## SUPPLIED MATERIAL
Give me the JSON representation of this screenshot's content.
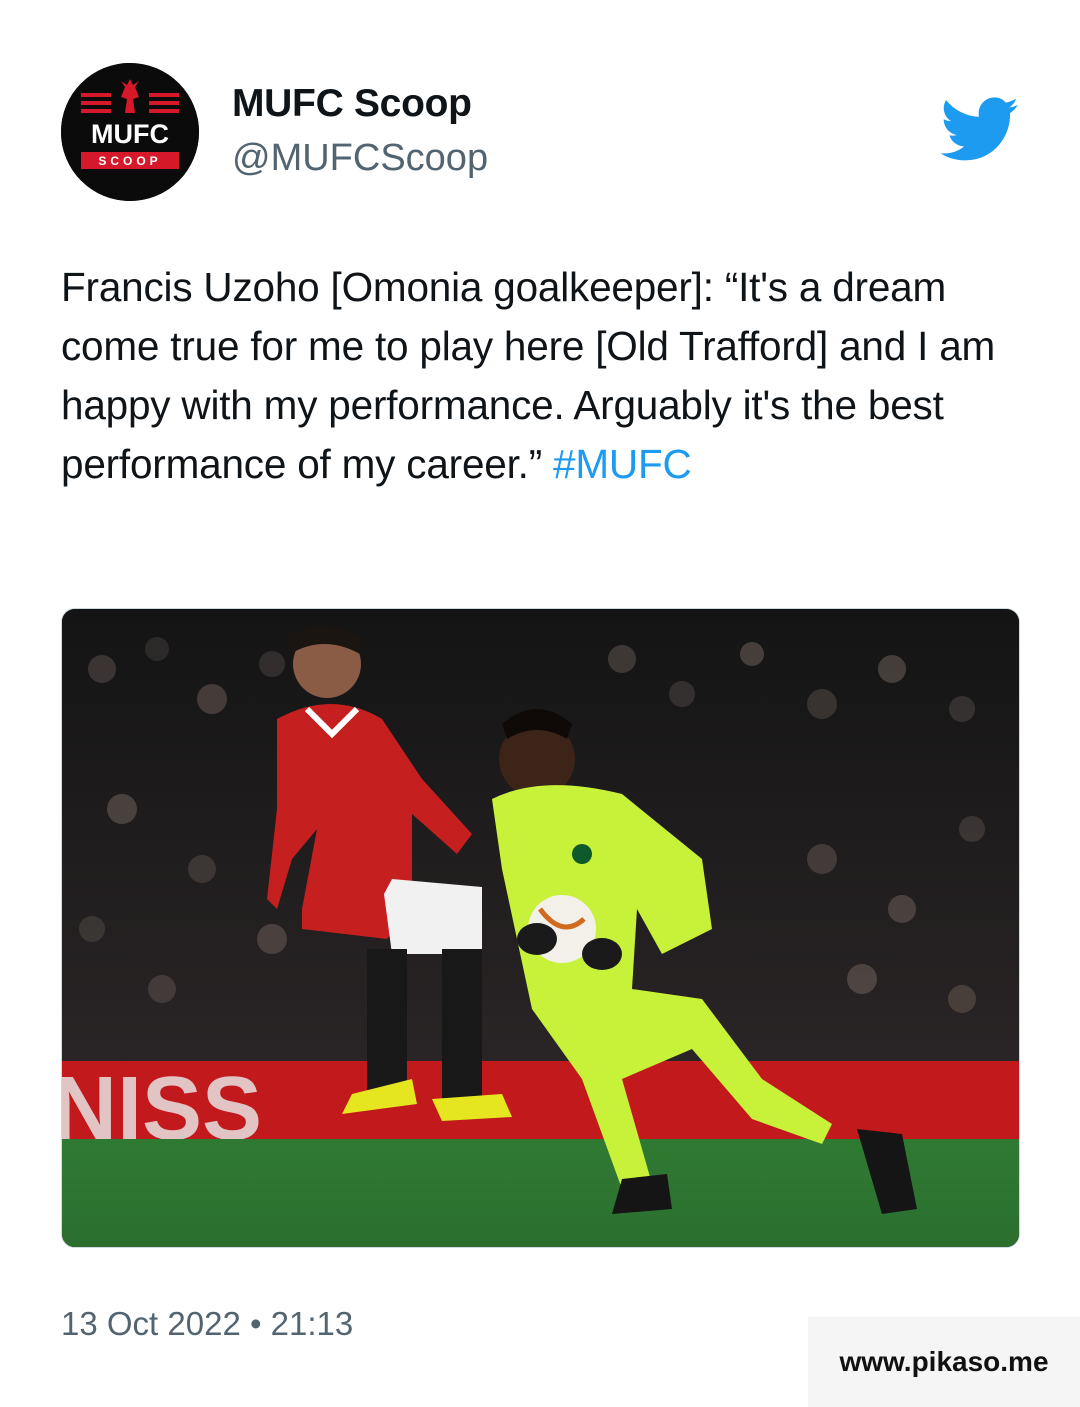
{
  "author": {
    "display_name": "MUFC Scoop",
    "handle": "@MUFCScoop",
    "avatar": {
      "line1": "MUFC",
      "line2": "SCOOP",
      "brand_red": "#d5192b",
      "bg": "#0b0b0b"
    }
  },
  "icons": {
    "platform": "twitter-bird-icon"
  },
  "tweet": {
    "text": "Francis Uzoho [Omonia goalkeeper]: “It's a dream come true for me to play here [Old Trafford] and I am happy with my performance. Arguably it's the best performance of my career.” ",
    "hashtag": "#MUFC",
    "hashtag_color": "#1d9bf0"
  },
  "media": {
    "kind": "photo",
    "subject": "football-match"
  },
  "meta": {
    "timestamp": "13 Oct 2022 • 21:13"
  },
  "watermark": {
    "text": "www.pikaso.me"
  },
  "colors": {
    "twitter_blue": "#1d9bf0",
    "text": "#0f1419",
    "secondary": "#536471"
  }
}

## GOAL
Print out every entry above without changing a word, and leave out the pictures.

## RESPONSE TO THIS TASK
Give me the JSON representation of this screenshot's content.
{
  "author": {
    "display_name": "MUFC Scoop",
    "handle": "@MUFCScoop",
    "avatar": {
      "line1": "MUFC",
      "line2": "SCOOP",
      "brand_red": "#d5192b",
      "bg": "#0b0b0b"
    }
  },
  "icons": {
    "platform": "twitter-bird-icon"
  },
  "tweet": {
    "text": "Francis Uzoho [Omonia goalkeeper]: “It's a dream come true for me to play here [Old Trafford] and I am happy with my performance. Arguably it's the best performance of my career.” ",
    "hashtag": "#MUFC",
    "hashtag_color": "#1d9bf0"
  },
  "media": {
    "kind": "photo",
    "subject": "football-match"
  },
  "meta": {
    "timestamp": "13 Oct 2022 • 21:13"
  },
  "watermark": {
    "text": "www.pikaso.me"
  },
  "colors": {
    "twitter_blue": "#1d9bf0",
    "text": "#0f1419",
    "secondary": "#536471"
  }
}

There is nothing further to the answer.